INPUT RECORDS ->
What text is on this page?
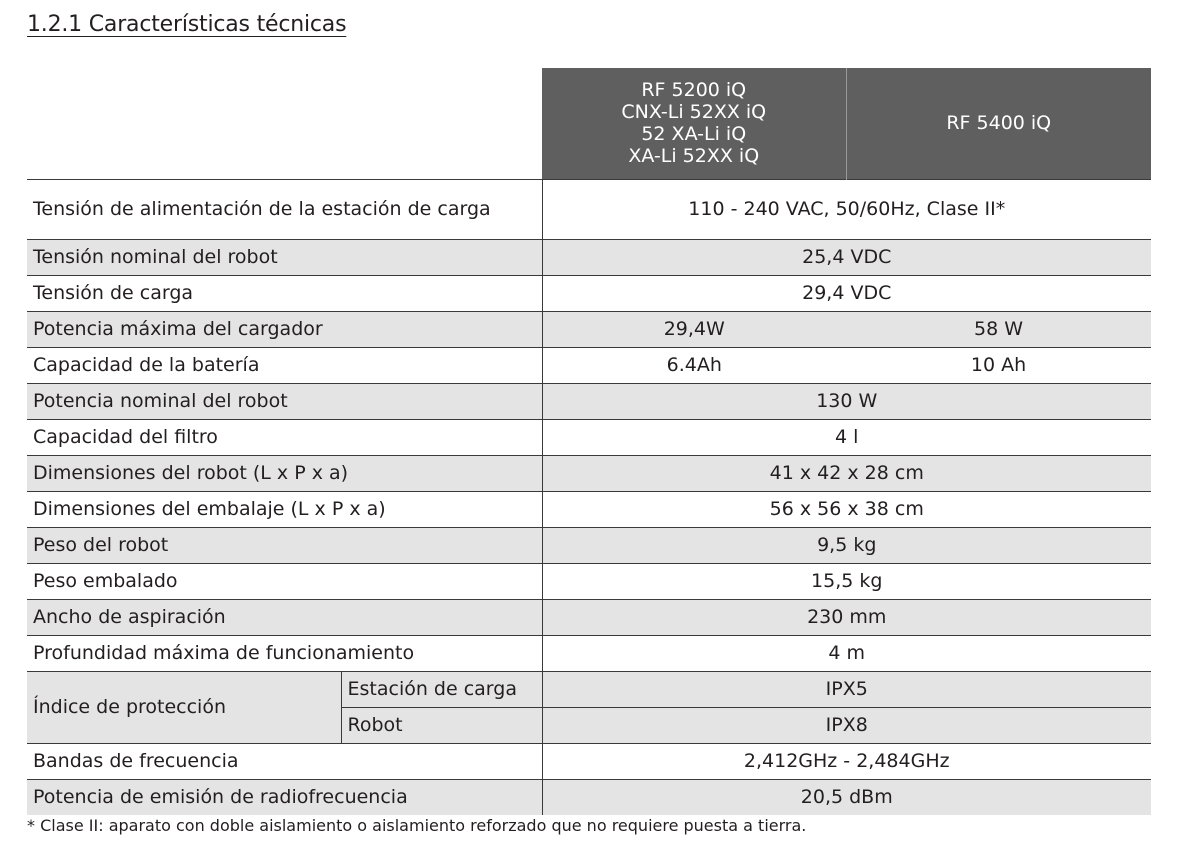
1.2.1 Características técnicas
		RF 5200 iQ
CNX-Li 52XX iQ
52 XA-Li iQ
XA-Li 52XX iQ	RF 5400 iQ
Tensión de alimentación de la estación de carga		110 - 240 VAC, 50/60Hz, Clase II*	
Tensión nominal del robot		25,4 VDC	
Tensión de carga		29,4 VDC	
Potencia máxima del cargador		29,4W	58 W
Capacidad de la batería		6.4Ah	10 Ah
Potencia nominal del robot		130 W	
Capacidad del filtro		4 l	
Dimensiones del robot (L x P x a)		41 x 42 x 28 cm	
Dimensiones del embalaje (L x P x a)		56 x 56 x 38 cm	
Peso del robot		9,5 kg	
Peso embalado		15,5 kg	
Ancho de aspiración		230 mm	
Profundidad máxima de funcionamiento		4 m	
Índice de protección	Estación de carga	IPX5	
	Robot	IPX8	
Bandas de frecuencia		2,412GHz - 2,484GHz	
Potencia de emisión de radiofrecuencia		20,5 dBm	

* Clase II: aparato con doble aislamiento o aislamiento reforzado que no requiere puesta a tierra.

SET TASK ->
Copy all lines from the entries that contain the word "Capacidad".

CORRECT ANSWER ->
Capacidad de la batería		6.4Ah	10 Ah
Capacidad del filtro		4 l	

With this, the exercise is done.